-- start SUPPLIED INFORMATION --

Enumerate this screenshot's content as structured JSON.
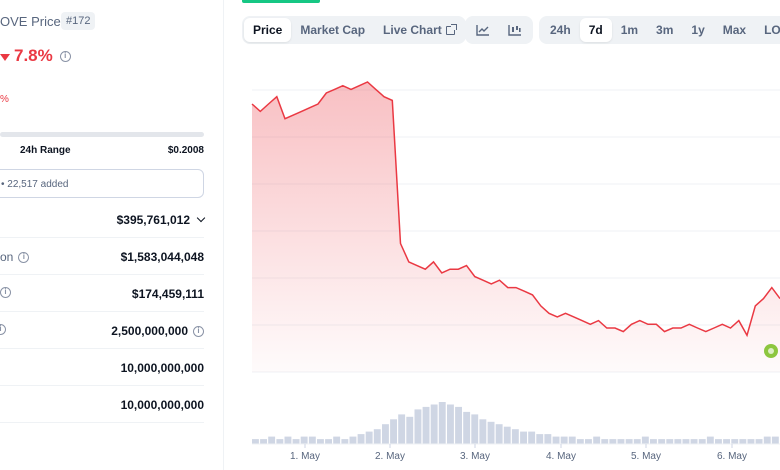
{
  "coin": {
    "name_partial": "OVE Price",
    "rank": "#172",
    "change_pct": "7.8%",
    "change_direction": "down",
    "btc_change_partial": "%"
  },
  "range": {
    "label": "24h Range",
    "high": "$0.2008"
  },
  "watchlist": {
    "text": "• 22,517 added"
  },
  "stats": [
    {
      "label": "",
      "value": "$395,761,012",
      "has_dropdown": true
    },
    {
      "label": "on",
      "value": "$1,583,044,048",
      "label_info": true
    },
    {
      "label": "",
      "value": "$174,459,111",
      "label_info": true
    },
    {
      "label": "",
      "value": "2,500,000,000",
      "label_info": true,
      "value_info": true
    },
    {
      "label": "",
      "value": "10,000,000,000"
    },
    {
      "label": "",
      "value": "10,000,000,000"
    }
  ],
  "chart_tabs": [
    "Price",
    "Market Cap",
    "Live Chart"
  ],
  "chart_type_icons": [
    "line-chart-icon",
    "candlestick-icon"
  ],
  "time_ranges": [
    "24h",
    "7d",
    "1m",
    "3m",
    "1y",
    "Max",
    "LOG"
  ],
  "active_chart_tab": "Price",
  "active_time_range": "7d",
  "colors": {
    "down": "#ea3943",
    "up": "#16c784",
    "text": "#0d1421",
    "muted": "#58667e"
  },
  "chart_data": {
    "type": "area",
    "x_tick_labels": [
      "1. May",
      "2. May",
      "3. May",
      "4. May",
      "5. May",
      "6. May"
    ],
    "series": [
      {
        "values": [
          0.233,
          0.231,
          0.233,
          0.235,
          0.229,
          0.23,
          0.231,
          0.232,
          0.233,
          0.236,
          0.237,
          0.238,
          0.237,
          0.238,
          0.239,
          0.237,
          0.235,
          0.234,
          0.195,
          0.19,
          0.189,
          0.188,
          0.19,
          0.187,
          0.188,
          0.188,
          0.189,
          0.186,
          0.185,
          0.184,
          0.185,
          0.183,
          0.183,
          0.182,
          0.181,
          0.178,
          0.176,
          0.175,
          0.176,
          0.175,
          0.174,
          0.173,
          0.174,
          0.172,
          0.172,
          0.171,
          0.173,
          0.174,
          0.173,
          0.173,
          0.171,
          0.172,
          0.172,
          0.173,
          0.172,
          0.171,
          0.172,
          0.173,
          0.172,
          0.174,
          0.17,
          0.178,
          0.18,
          0.183,
          0.18
        ]
      }
    ],
    "volume": [
      2,
      2,
      3,
      2,
      3,
      2,
      3,
      3,
      2,
      2,
      3,
      2,
      3,
      4,
      5,
      6,
      8,
      10,
      12,
      11,
      14,
      15,
      16,
      17,
      16,
      15,
      13,
      12,
      10,
      9,
      8,
      7,
      6,
      5,
      5,
      4,
      4,
      3,
      3,
      3,
      2,
      2,
      3,
      2,
      2,
      2,
      2,
      2,
      3,
      2,
      2,
      2,
      2,
      2,
      2,
      2,
      3,
      2,
      2,
      2,
      2,
      2,
      2,
      3,
      3
    ],
    "grid": true,
    "gradient_fill": true
  }
}
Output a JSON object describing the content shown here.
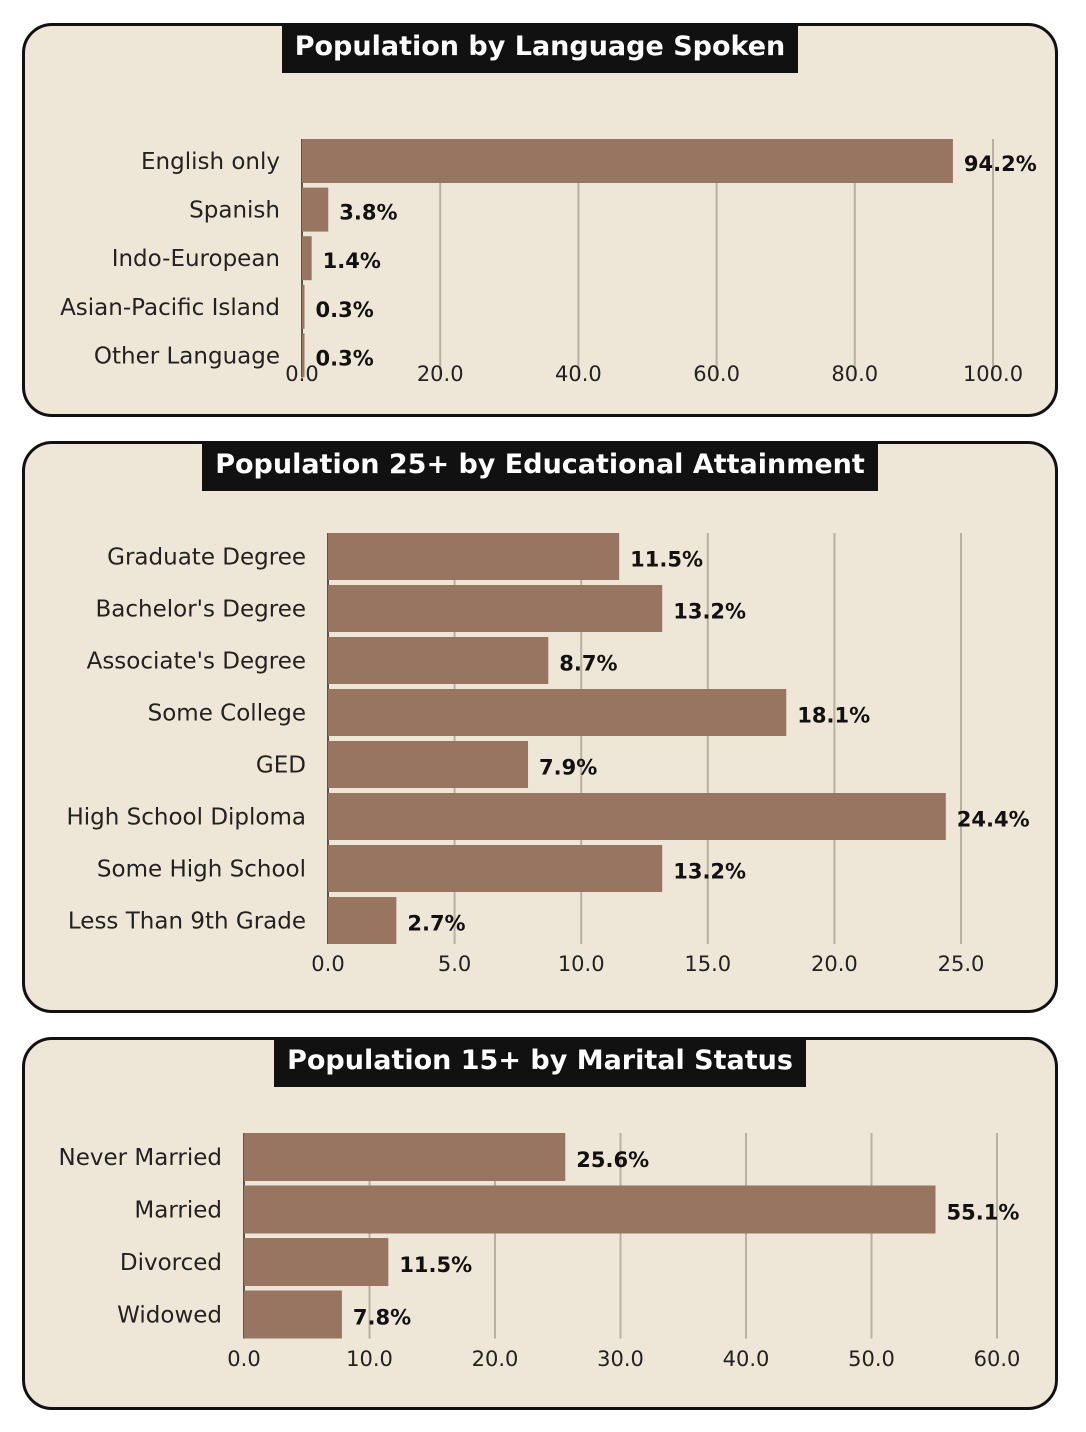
{
  "colors": {
    "panel_bg": "#eee7d7",
    "bar": "#977560",
    "grid": "#b8b0a2",
    "title_bg": "#111111",
    "title_text": "#ffffff"
  },
  "chart_data": [
    {
      "type": "bar",
      "orientation": "horizontal",
      "title": "Population by Language Spoken",
      "categories": [
        "English only",
        "Spanish",
        "Indo-European",
        "Asian-Pacific Island",
        "Other Language"
      ],
      "values": [
        94.2,
        3.8,
        1.4,
        0.3,
        0.3
      ],
      "value_labels": [
        "94.2%",
        "3.8%",
        "1.4%",
        "0.3%",
        "0.3%"
      ],
      "xticks": [
        "0.0",
        "20.0",
        "40.0",
        "60.0",
        "80.0",
        "100.0"
      ],
      "xlim": [
        0,
        100
      ],
      "grid": true
    },
    {
      "type": "bar",
      "orientation": "horizontal",
      "title": "Population 25+ by Educational Attainment",
      "categories": [
        "Graduate Degree",
        "Bachelor's Degree",
        "Associate's Degree",
        "Some College",
        "GED",
        "High School Diploma",
        "Some High School",
        "Less Than 9th Grade"
      ],
      "values": [
        11.5,
        13.2,
        8.7,
        18.1,
        7.9,
        24.4,
        13.2,
        2.7
      ],
      "value_labels": [
        "11.5%",
        "13.2%",
        "8.7%",
        "18.1%",
        "7.9%",
        "24.4%",
        "13.2%",
        "2.7%"
      ],
      "xticks": [
        "0.0",
        "5.0",
        "10.0",
        "15.0",
        "20.0",
        "25.0"
      ],
      "xlim": [
        0,
        25
      ],
      "grid": true
    },
    {
      "type": "bar",
      "orientation": "horizontal",
      "title": "Population 15+ by Marital Status",
      "categories": [
        "Never Married",
        "Married",
        "Divorced",
        "Widowed"
      ],
      "values": [
        25.6,
        55.1,
        11.5,
        7.8
      ],
      "value_labels": [
        "25.6%",
        "55.1%",
        "11.5%",
        "7.8%"
      ],
      "xticks": [
        "0.0",
        "10.0",
        "20.0",
        "30.0",
        "40.0",
        "50.0",
        "60.0"
      ],
      "xlim": [
        0,
        60
      ],
      "grid": true
    }
  ]
}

-- end SUPPLIED INFORMATION --

*YOUR INSTRUCTIONS*: Retype every record above exactly as written, but leave out the pictures.

*COMPLETED TASK*:
Enumerate this screenshot's content as structured JSON.
{
  "coin": {
    "name_partial": "OVE Price",
    "rank": "#172",
    "change_pct": "7.8%",
    "change_direction": "down",
    "btc_change_partial": "%"
  },
  "range": {
    "label": "24h Range",
    "high": "$0.2008"
  },
  "watchlist": {
    "text": "• 22,517 added"
  },
  "stats": [
    {
      "label": "",
      "value": "$395,761,012",
      "has_dropdown": true
    },
    {
      "label": "on",
      "value": "$1,583,044,048",
      "label_info": true
    },
    {
      "label": "",
      "value": "$174,459,111",
      "label_info": true
    },
    {
      "label": "",
      "value": "2,500,000,000",
      "label_info": true,
      "value_info": true
    },
    {
      "label": "",
      "value": "10,000,000,000"
    },
    {
      "label": "",
      "value": "10,000,000,000"
    }
  ],
  "chart_tabs": [
    "Price",
    "Market Cap",
    "Live Chart"
  ],
  "chart_type_icons": [
    "line-chart-icon",
    "candlestick-icon"
  ],
  "time_ranges": [
    "24h",
    "7d",
    "1m",
    "3m",
    "1y",
    "Max",
    "LOG"
  ],
  "active_chart_tab": "Price",
  "active_time_range": "7d",
  "colors": {
    "down": "#ea3943",
    "up": "#16c784",
    "text": "#0d1421",
    "muted": "#58667e"
  },
  "chart_data": {
    "type": "area",
    "x_tick_labels": [
      "1. May",
      "2. May",
      "3. May",
      "4. May",
      "5. May",
      "6. May"
    ],
    "series": [
      {
        "values": [
          0.233,
          0.231,
          0.233,
          0.235,
          0.229,
          0.23,
          0.231,
          0.232,
          0.233,
          0.236,
          0.237,
          0.238,
          0.237,
          0.238,
          0.239,
          0.237,
          0.235,
          0.234,
          0.195,
          0.19,
          0.189,
          0.188,
          0.19,
          0.187,
          0.188,
          0.188,
          0.189,
          0.186,
          0.185,
          0.184,
          0.185,
          0.183,
          0.183,
          0.182,
          0.181,
          0.178,
          0.176,
          0.175,
          0.176,
          0.175,
          0.174,
          0.173,
          0.174,
          0.172,
          0.172,
          0.171,
          0.173,
          0.174,
          0.173,
          0.173,
          0.171,
          0.172,
          0.172,
          0.173,
          0.172,
          0.171,
          0.172,
          0.173,
          0.172,
          0.174,
          0.17,
          0.178,
          0.18,
          0.183,
          0.18
        ]
      }
    ],
    "volume": [
      2,
      2,
      3,
      2,
      3,
      2,
      3,
      3,
      2,
      2,
      3,
      2,
      3,
      4,
      5,
      6,
      8,
      10,
      12,
      11,
      14,
      15,
      16,
      17,
      16,
      15,
      13,
      12,
      10,
      9,
      8,
      7,
      6,
      5,
      5,
      4,
      4,
      3,
      3,
      3,
      2,
      2,
      3,
      2,
      2,
      2,
      2,
      2,
      3,
      2,
      2,
      2,
      2,
      2,
      2,
      2,
      3,
      2,
      2,
      2,
      2,
      2,
      2,
      3,
      3
    ],
    "grid": true,
    "gradient_fill": true
  }
}
Output a JSON object describing the content shown here.
{
  "colors": {
    "panel_bg": "#eee7d7",
    "bar": "#977560",
    "grid": "#b8b0a2",
    "title_bg": "#111111",
    "title_text": "#ffffff"
  },
  "chart_data": [
    {
      "type": "bar",
      "orientation": "horizontal",
      "title": "Population by Language Spoken",
      "categories": [
        "English only",
        "Spanish",
        "Indo-European",
        "Asian-Pacific Island",
        "Other Language"
      ],
      "values": [
        94.2,
        3.8,
        1.4,
        0.3,
        0.3
      ],
      "value_labels": [
        "94.2%",
        "3.8%",
        "1.4%",
        "0.3%",
        "0.3%"
      ],
      "xticks": [
        "0.0",
        "20.0",
        "40.0",
        "60.0",
        "80.0",
        "100.0"
      ],
      "xlim": [
        0,
        100
      ],
      "grid": true
    },
    {
      "type": "bar",
      "orientation": "horizontal",
      "title": "Population 25+ by Educational Attainment",
      "categories": [
        "Graduate Degree",
        "Bachelor's Degree",
        "Associate's Degree",
        "Some College",
        "GED",
        "High School Diploma",
        "Some High School",
        "Less Than 9th Grade"
      ],
      "values": [
        11.5,
        13.2,
        8.7,
        18.1,
        7.9,
        24.4,
        13.2,
        2.7
      ],
      "value_labels": [
        "11.5%",
        "13.2%",
        "8.7%",
        "18.1%",
        "7.9%",
        "24.4%",
        "13.2%",
        "2.7%"
      ],
      "xticks": [
        "0.0",
        "5.0",
        "10.0",
        "15.0",
        "20.0",
        "25.0"
      ],
      "xlim": [
        0,
        25
      ],
      "grid": true
    },
    {
      "type": "bar",
      "orientation": "horizontal",
      "title": "Population 15+ by Marital Status",
      "categories": [
        "Never Married",
        "Married",
        "Divorced",
        "Widowed"
      ],
      "values": [
        25.6,
        55.1,
        11.5,
        7.8
      ],
      "value_labels": [
        "25.6%",
        "55.1%",
        "11.5%",
        "7.8%"
      ],
      "xticks": [
        "0.0",
        "10.0",
        "20.0",
        "30.0",
        "40.0",
        "50.0",
        "60.0"
      ],
      "xlim": [
        0,
        60
      ],
      "grid": true
    }
  ]
}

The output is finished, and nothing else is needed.